# Instruction
Across the listing below, count the lines that mention the string "SINAV". Reply with the figure only.

# Dataset records
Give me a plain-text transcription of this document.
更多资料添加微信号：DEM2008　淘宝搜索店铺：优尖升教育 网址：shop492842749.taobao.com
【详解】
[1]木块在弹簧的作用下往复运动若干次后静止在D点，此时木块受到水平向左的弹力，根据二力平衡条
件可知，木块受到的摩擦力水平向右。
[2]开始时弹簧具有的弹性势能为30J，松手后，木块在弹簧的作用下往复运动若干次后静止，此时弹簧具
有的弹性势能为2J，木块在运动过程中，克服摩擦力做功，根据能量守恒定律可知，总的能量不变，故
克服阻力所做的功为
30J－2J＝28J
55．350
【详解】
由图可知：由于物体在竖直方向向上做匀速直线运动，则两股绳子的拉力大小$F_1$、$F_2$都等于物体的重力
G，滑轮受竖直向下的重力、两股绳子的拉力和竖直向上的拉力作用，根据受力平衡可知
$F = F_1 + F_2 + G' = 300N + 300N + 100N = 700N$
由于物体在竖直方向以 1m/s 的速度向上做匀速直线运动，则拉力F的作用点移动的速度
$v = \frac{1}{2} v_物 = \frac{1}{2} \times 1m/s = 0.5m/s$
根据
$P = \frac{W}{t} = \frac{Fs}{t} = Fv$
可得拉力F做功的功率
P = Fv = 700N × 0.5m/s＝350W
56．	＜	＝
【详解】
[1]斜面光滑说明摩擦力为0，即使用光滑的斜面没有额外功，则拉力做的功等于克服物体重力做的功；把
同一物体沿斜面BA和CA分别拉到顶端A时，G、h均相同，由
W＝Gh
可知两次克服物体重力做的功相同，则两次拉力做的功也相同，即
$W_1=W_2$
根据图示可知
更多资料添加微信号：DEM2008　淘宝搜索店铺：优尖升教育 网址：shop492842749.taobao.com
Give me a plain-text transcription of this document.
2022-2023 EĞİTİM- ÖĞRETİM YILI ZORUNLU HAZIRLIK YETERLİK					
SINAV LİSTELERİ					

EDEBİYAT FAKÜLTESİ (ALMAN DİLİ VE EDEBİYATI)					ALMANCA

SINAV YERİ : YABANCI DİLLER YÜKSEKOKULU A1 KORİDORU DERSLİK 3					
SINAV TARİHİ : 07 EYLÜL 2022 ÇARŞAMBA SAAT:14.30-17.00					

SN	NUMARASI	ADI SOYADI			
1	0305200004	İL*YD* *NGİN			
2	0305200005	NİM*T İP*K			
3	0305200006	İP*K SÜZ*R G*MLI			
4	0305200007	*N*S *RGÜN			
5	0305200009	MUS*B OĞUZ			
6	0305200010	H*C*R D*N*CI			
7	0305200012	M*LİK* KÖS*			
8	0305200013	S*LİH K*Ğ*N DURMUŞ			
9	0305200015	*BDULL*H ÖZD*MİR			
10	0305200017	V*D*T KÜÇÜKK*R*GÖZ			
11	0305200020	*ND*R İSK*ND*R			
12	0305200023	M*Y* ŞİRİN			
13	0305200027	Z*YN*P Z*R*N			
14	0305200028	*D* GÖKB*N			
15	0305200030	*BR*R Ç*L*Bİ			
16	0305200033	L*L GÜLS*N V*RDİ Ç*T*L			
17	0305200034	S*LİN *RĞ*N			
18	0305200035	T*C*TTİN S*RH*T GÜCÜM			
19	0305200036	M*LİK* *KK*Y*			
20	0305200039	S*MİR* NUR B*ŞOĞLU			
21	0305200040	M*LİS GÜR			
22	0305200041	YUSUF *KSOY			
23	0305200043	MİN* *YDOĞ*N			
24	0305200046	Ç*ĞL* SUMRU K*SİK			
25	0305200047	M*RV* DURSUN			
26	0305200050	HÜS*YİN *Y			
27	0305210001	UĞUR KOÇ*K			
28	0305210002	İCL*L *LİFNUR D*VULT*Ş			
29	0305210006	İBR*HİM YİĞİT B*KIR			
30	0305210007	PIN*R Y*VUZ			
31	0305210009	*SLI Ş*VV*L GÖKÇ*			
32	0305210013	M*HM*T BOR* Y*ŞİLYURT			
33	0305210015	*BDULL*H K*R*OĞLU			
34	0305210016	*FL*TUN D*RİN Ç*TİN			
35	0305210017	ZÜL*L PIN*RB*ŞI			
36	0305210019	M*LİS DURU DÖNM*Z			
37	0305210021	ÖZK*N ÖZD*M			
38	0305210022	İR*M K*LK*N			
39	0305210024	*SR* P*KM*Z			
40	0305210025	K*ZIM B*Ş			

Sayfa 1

# Task output
3